Recorded data

★ ★ ★ ★ ★

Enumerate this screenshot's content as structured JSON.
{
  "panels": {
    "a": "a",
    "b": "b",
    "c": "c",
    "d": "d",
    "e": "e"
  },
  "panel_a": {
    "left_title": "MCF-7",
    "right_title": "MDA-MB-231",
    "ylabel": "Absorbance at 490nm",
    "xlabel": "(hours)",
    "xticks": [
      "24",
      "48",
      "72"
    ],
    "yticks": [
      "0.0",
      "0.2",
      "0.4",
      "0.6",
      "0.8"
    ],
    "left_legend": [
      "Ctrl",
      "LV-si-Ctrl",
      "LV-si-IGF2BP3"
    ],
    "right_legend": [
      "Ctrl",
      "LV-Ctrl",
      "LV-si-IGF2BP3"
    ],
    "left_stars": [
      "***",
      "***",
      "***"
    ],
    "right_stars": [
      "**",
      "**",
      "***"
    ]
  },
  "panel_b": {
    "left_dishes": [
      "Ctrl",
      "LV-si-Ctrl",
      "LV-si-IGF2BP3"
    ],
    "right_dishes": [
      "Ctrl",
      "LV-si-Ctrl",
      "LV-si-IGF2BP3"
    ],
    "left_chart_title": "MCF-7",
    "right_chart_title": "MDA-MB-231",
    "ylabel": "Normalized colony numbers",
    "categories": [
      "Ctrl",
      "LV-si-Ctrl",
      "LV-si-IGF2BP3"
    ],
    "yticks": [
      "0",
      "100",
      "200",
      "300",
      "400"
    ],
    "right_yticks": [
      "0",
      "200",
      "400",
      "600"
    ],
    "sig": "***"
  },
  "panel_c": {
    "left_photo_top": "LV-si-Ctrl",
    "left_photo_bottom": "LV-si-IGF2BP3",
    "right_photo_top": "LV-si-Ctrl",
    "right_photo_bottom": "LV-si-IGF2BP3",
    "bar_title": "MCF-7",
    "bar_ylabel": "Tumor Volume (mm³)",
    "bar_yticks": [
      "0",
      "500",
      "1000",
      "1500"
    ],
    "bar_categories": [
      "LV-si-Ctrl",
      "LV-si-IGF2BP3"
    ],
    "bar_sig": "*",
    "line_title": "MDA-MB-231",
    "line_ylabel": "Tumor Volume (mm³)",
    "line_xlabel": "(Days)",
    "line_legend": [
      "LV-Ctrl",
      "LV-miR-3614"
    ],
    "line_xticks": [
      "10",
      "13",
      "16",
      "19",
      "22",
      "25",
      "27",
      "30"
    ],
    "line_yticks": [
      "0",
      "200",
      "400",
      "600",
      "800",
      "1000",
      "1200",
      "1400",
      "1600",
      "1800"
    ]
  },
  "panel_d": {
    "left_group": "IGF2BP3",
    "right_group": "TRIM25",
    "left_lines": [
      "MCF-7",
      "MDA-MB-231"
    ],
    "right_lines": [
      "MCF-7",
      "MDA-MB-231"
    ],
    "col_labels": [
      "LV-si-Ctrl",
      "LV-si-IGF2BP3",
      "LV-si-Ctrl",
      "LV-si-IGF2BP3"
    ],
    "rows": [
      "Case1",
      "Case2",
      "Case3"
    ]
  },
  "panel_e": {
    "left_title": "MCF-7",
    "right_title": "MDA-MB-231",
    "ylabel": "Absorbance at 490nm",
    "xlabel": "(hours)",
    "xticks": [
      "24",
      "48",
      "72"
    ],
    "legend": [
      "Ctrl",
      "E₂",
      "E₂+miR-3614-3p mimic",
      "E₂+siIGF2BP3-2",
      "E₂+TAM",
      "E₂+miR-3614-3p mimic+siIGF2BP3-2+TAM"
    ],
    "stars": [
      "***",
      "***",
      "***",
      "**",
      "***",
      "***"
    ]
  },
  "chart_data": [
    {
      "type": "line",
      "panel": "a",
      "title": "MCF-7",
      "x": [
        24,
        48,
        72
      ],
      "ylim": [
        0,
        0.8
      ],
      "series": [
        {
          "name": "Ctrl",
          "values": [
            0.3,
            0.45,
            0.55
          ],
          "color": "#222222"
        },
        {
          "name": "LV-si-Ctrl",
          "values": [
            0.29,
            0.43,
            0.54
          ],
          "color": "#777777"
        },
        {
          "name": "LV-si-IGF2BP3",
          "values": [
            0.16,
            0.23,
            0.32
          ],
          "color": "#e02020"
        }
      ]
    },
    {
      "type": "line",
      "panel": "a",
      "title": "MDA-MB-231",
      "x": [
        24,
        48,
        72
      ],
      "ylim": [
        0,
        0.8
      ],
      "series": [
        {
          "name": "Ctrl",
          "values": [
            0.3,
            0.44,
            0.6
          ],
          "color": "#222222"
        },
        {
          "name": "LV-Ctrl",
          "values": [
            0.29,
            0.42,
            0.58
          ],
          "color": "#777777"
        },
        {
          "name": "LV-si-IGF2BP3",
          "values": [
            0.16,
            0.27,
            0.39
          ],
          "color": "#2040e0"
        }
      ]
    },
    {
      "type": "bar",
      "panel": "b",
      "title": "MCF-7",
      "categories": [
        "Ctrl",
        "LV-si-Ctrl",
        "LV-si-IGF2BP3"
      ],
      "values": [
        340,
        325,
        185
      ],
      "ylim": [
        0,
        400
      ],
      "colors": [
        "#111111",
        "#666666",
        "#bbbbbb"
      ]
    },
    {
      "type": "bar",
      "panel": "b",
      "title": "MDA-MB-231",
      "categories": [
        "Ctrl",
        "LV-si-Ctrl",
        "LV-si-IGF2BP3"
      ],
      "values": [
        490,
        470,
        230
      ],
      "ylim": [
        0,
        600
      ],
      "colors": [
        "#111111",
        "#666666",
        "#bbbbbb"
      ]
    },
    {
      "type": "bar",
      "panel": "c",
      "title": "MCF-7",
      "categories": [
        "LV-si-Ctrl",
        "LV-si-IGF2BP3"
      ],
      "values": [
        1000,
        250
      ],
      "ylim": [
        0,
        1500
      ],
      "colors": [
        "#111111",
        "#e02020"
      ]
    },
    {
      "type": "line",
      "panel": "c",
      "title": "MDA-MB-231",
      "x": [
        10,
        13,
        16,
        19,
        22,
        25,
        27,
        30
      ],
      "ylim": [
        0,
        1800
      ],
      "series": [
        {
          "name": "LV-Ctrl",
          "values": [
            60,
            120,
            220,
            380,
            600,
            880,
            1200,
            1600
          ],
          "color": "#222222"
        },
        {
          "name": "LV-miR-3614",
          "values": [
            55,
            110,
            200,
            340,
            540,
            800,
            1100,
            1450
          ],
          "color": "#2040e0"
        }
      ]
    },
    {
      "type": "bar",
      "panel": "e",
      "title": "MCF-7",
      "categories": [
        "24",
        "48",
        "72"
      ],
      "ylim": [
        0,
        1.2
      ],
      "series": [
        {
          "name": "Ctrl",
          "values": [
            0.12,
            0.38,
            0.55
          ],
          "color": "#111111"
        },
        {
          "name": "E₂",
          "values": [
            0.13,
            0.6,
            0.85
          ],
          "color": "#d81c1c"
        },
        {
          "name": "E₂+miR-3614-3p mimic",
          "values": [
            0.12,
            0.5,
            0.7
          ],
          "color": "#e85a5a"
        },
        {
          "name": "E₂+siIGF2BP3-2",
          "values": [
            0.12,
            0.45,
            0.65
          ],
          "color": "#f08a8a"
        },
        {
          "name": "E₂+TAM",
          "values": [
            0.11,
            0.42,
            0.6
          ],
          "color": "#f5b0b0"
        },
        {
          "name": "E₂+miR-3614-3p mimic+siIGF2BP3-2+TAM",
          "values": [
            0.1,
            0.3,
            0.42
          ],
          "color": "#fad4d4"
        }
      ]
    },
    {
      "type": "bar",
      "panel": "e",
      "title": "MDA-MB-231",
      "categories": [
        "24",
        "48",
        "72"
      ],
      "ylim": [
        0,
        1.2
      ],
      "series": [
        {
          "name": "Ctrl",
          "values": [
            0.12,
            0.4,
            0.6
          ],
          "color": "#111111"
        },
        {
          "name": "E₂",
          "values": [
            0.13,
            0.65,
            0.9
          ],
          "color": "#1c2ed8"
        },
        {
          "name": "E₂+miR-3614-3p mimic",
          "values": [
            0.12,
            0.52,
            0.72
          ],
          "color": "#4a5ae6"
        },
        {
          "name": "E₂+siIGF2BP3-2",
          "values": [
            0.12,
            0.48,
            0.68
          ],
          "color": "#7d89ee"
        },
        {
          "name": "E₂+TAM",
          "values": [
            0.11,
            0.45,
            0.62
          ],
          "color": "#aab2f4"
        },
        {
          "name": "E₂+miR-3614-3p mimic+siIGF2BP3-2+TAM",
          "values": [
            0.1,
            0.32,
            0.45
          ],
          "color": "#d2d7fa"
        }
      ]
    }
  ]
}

★ ★ ★ ★ ★

▶ _Description of the task_
Report only the number of lines in the records that include the word "Tumor".

▶ _Task response_
2